Records from a data source —
╔══
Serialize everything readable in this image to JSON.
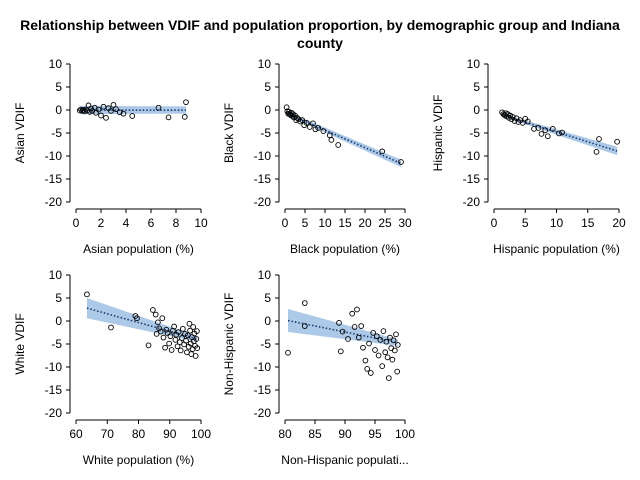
{
  "title": "Relationship between VDIF and population proportion, by demographic group and Indiana county",
  "chart_data": [
    {
      "type": "scatter",
      "xlabel": "Asian population (%)",
      "ylabel": "Asian VDIF",
      "xlim": [
        0,
        10
      ],
      "ylim": [
        -20,
        10
      ],
      "xticks": [
        0,
        2,
        4,
        6,
        8,
        10
      ],
      "yticks": [
        10,
        5,
        0,
        -5,
        -10,
        -15,
        -20
      ],
      "points": [
        [
          0.3,
          -0.1
        ],
        [
          0.4,
          0.1
        ],
        [
          0.5,
          -0.2
        ],
        [
          0.6,
          0.0
        ],
        [
          0.7,
          -0.3
        ],
        [
          0.8,
          0.1
        ],
        [
          0.9,
          -0.1
        ],
        [
          1.0,
          1.0
        ],
        [
          1.1,
          -0.4
        ],
        [
          1.2,
          0.3
        ],
        [
          1.3,
          -0.2
        ],
        [
          1.5,
          0.5
        ],
        [
          1.6,
          -0.6
        ],
        [
          1.8,
          0.1
        ],
        [
          2.0,
          -1.2
        ],
        [
          2.2,
          0.7
        ],
        [
          2.4,
          -1.7
        ],
        [
          2.6,
          0.4
        ],
        [
          2.8,
          -0.2
        ],
        [
          3.0,
          1.1
        ],
        [
          3.2,
          0.2
        ],
        [
          3.5,
          -0.5
        ],
        [
          3.8,
          -0.8
        ],
        [
          4.5,
          -1.3
        ],
        [
          6.6,
          0.5
        ],
        [
          7.4,
          -1.6
        ],
        [
          8.7,
          -1.5
        ],
        [
          8.8,
          1.7
        ]
      ],
      "fit": {
        "x": [
          0.3,
          8.8
        ],
        "y": [
          -0.05,
          -0.05
        ],
        "ci_low": [
          -0.9,
          -0.8
        ],
        "ci_high": [
          0.9,
          0.8
        ]
      }
    },
    {
      "type": "scatter",
      "xlabel": "Black population (%)",
      "ylabel": "Black VDIF",
      "xlim": [
        0,
        30
      ],
      "ylim": [
        -20,
        10
      ],
      "xticks": [
        0,
        5,
        10,
        15,
        20,
        25,
        30
      ],
      "yticks": [
        10,
        5,
        0,
        -5,
        -10,
        -15,
        -20
      ],
      "points": [
        [
          0.4,
          0.6
        ],
        [
          0.6,
          -0.3
        ],
        [
          0.8,
          -0.8
        ],
        [
          1.0,
          -0.4
        ],
        [
          1.2,
          -0.9
        ],
        [
          1.4,
          -1.1
        ],
        [
          1.6,
          -0.6
        ],
        [
          1.8,
          -1.3
        ],
        [
          2.0,
          -0.9
        ],
        [
          2.2,
          -1.6
        ],
        [
          2.5,
          -1.2
        ],
        [
          2.8,
          -2.2
        ],
        [
          3.0,
          -1.7
        ],
        [
          3.4,
          -2.0
        ],
        [
          3.8,
          -2.5
        ],
        [
          4.3,
          -2.2
        ],
        [
          4.8,
          -3.3
        ],
        [
          5.4,
          -2.8
        ],
        [
          6.2,
          -3.7
        ],
        [
          7.0,
          -2.9
        ],
        [
          7.6,
          -4.2
        ],
        [
          8.3,
          -3.9
        ],
        [
          9.6,
          -4.6
        ],
        [
          11.2,
          -5.5
        ],
        [
          11.6,
          -6.5
        ],
        [
          13.3,
          -7.6
        ],
        [
          24.3,
          -9.0
        ],
        [
          29.0,
          -11.3
        ]
      ],
      "fit": {
        "x": [
          0.4,
          29.0
        ],
        "y": [
          -0.7,
          -11.6
        ],
        "ci_low": [
          -1.1,
          -12.4
        ],
        "ci_high": [
          -0.3,
          -10.8
        ]
      }
    },
    {
      "type": "scatter",
      "xlabel": "Hispanic population (%)",
      "ylabel": "Hispanic VDIF",
      "xlim": [
        0,
        20
      ],
      "ylim": [
        -20,
        10
      ],
      "xticks": [
        0,
        5,
        10,
        15,
        20
      ],
      "yticks": [
        10,
        5,
        0,
        -5,
        -10,
        -15,
        -20
      ],
      "points": [
        [
          1.3,
          -0.5
        ],
        [
          1.5,
          -0.9
        ],
        [
          1.7,
          -1.1
        ],
        [
          1.9,
          -0.7
        ],
        [
          2.0,
          -1.4
        ],
        [
          2.2,
          -0.9
        ],
        [
          2.4,
          -1.7
        ],
        [
          2.6,
          -1.2
        ],
        [
          2.8,
          -2.0
        ],
        [
          3.0,
          -1.5
        ],
        [
          3.3,
          -2.4
        ],
        [
          3.6,
          -1.8
        ],
        [
          3.9,
          -2.6
        ],
        [
          4.2,
          -2.2
        ],
        [
          4.6,
          -2.8
        ],
        [
          5.0,
          -1.9
        ],
        [
          5.4,
          -2.5
        ],
        [
          6.4,
          -4.1
        ],
        [
          7.1,
          -3.9
        ],
        [
          7.6,
          -5.2
        ],
        [
          8.2,
          -4.4
        ],
        [
          8.6,
          -5.7
        ],
        [
          9.4,
          -4.1
        ],
        [
          10.4,
          -5.1
        ],
        [
          10.9,
          -4.9
        ],
        [
          16.4,
          -9.1
        ],
        [
          16.8,
          -6.3
        ],
        [
          19.7,
          -6.9
        ]
      ],
      "fit": {
        "x": [
          1.3,
          19.7
        ],
        "y": [
          -1.1,
          -8.9
        ],
        "ci_low": [
          -1.4,
          -9.8
        ],
        "ci_high": [
          -0.8,
          -8.0
        ]
      }
    },
    {
      "type": "scatter",
      "xlabel": "White population (%)",
      "ylabel": "White VDIF",
      "xlim": [
        60,
        100
      ],
      "ylim": [
        -20,
        10
      ],
      "xticks": [
        60,
        70,
        80,
        90,
        100
      ],
      "yticks": [
        10,
        5,
        0,
        -5,
        -10,
        -15,
        -20
      ],
      "points": [
        [
          63.5,
          5.8
        ],
        [
          71.2,
          -1.4
        ],
        [
          79.0,
          1.1
        ],
        [
          79.5,
          0.6
        ],
        [
          83.2,
          -5.3
        ],
        [
          84.6,
          2.4
        ],
        [
          85.5,
          1.4
        ],
        [
          85.8,
          -2.8
        ],
        [
          86.2,
          -0.3
        ],
        [
          86.6,
          -1.6
        ],
        [
          87.1,
          -2.3
        ],
        [
          87.6,
          0.6
        ],
        [
          88.0,
          -3.6
        ],
        [
          88.5,
          -5.8
        ],
        [
          88.9,
          -1.9
        ],
        [
          89.3,
          -2.6
        ],
        [
          89.8,
          -4.9
        ],
        [
          90.2,
          -3.3
        ],
        [
          90.6,
          -6.3
        ],
        [
          91.0,
          -2.1
        ],
        [
          91.4,
          -1.2
        ],
        [
          91.8,
          -4.1
        ],
        [
          92.1,
          -3.0
        ],
        [
          92.5,
          -5.5
        ],
        [
          92.8,
          -2.4
        ],
        [
          93.2,
          -4.6
        ],
        [
          93.5,
          -6.4
        ],
        [
          93.9,
          -3.7
        ],
        [
          94.2,
          -1.7
        ],
        [
          94.6,
          -5.1
        ],
        [
          94.9,
          -2.8
        ],
        [
          95.2,
          -4.3
        ],
        [
          95.5,
          -6.8
        ],
        [
          95.8,
          -3.1
        ],
        [
          96.1,
          -5.6
        ],
        [
          96.3,
          -0.6
        ],
        [
          96.5,
          -2.1
        ],
        [
          96.7,
          -4.9
        ],
        [
          96.9,
          -7.2
        ],
        [
          97.1,
          -3.5
        ],
        [
          97.3,
          -6.1
        ],
        [
          97.5,
          -1.3
        ],
        [
          97.7,
          -4.4
        ],
        [
          97.9,
          -2.7
        ],
        [
          98.1,
          -5.4
        ],
        [
          98.3,
          -7.6
        ],
        [
          98.5,
          -3.9
        ],
        [
          98.7,
          -2.2
        ],
        [
          98.8,
          -5.9
        ]
      ],
      "fit": {
        "x": [
          63.5,
          98.8
        ],
        "y": [
          2.8,
          -3.9
        ],
        "ci_low": [
          0.6,
          -4.5
        ],
        "ci_high": [
          5.0,
          -3.3
        ]
      }
    },
    {
      "type": "scatter",
      "xlabel": "Non-Hispanic populati...",
      "ylabel": "Non-Hispanic VDIF",
      "xlim": [
        80,
        100
      ],
      "ylim": [
        -20,
        10
      ],
      "xticks": [
        80,
        85,
        90,
        95,
        100
      ],
      "yticks": [
        10,
        5,
        0,
        -5,
        -10,
        -15,
        -20
      ],
      "points": [
        [
          80.5,
          -6.9
        ],
        [
          83.3,
          3.9
        ],
        [
          83.3,
          -1.1
        ],
        [
          89.0,
          -0.4
        ],
        [
          89.3,
          -6.6
        ],
        [
          89.6,
          -2.3
        ],
        [
          90.5,
          -3.9
        ],
        [
          91.2,
          1.6
        ],
        [
          91.6,
          -1.3
        ],
        [
          92.0,
          2.5
        ],
        [
          92.3,
          -3.6
        ],
        [
          92.7,
          -1.1
        ],
        [
          93.0,
          -5.8
        ],
        [
          93.4,
          -8.6
        ],
        [
          93.7,
          -10.4
        ],
        [
          94.0,
          -4.9
        ],
        [
          94.3,
          -11.3
        ],
        [
          94.7,
          -2.6
        ],
        [
          95.0,
          -6.3
        ],
        [
          95.3,
          -3.3
        ],
        [
          95.6,
          -7.5
        ],
        [
          95.9,
          -4.1
        ],
        [
          96.2,
          -9.8
        ],
        [
          96.4,
          -2.2
        ],
        [
          96.7,
          -6.8
        ],
        [
          96.9,
          -4.5
        ],
        [
          97.1,
          -7.9
        ],
        [
          97.3,
          -12.4
        ],
        [
          97.5,
          -3.6
        ],
        [
          97.7,
          -5.9
        ],
        [
          97.9,
          -8.4
        ],
        [
          98.1,
          -4.2
        ],
        [
          98.3,
          -6.4
        ],
        [
          98.5,
          -2.9
        ],
        [
          98.7,
          -11.0
        ],
        [
          98.8,
          -5.2
        ]
      ],
      "fit": {
        "x": [
          80.5,
          98.8
        ],
        "y": [
          0.1,
          -4.7
        ],
        "ci_low": [
          -2.4,
          -5.4
        ],
        "ci_high": [
          2.6,
          -4.0
        ]
      }
    }
  ]
}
╚══
Problem to solve — Using the material above, report each line where "population" occurs.

Solution for this exercise —
  "title": "Relationship between VDIF and population proportion, by demographic group and Indiana county",
      "xlabel": "Asian population (%)",
      "xlabel": "Black population (%)",
      "xlabel": "Hispanic population (%)",
      "xlabel": "White population (%)",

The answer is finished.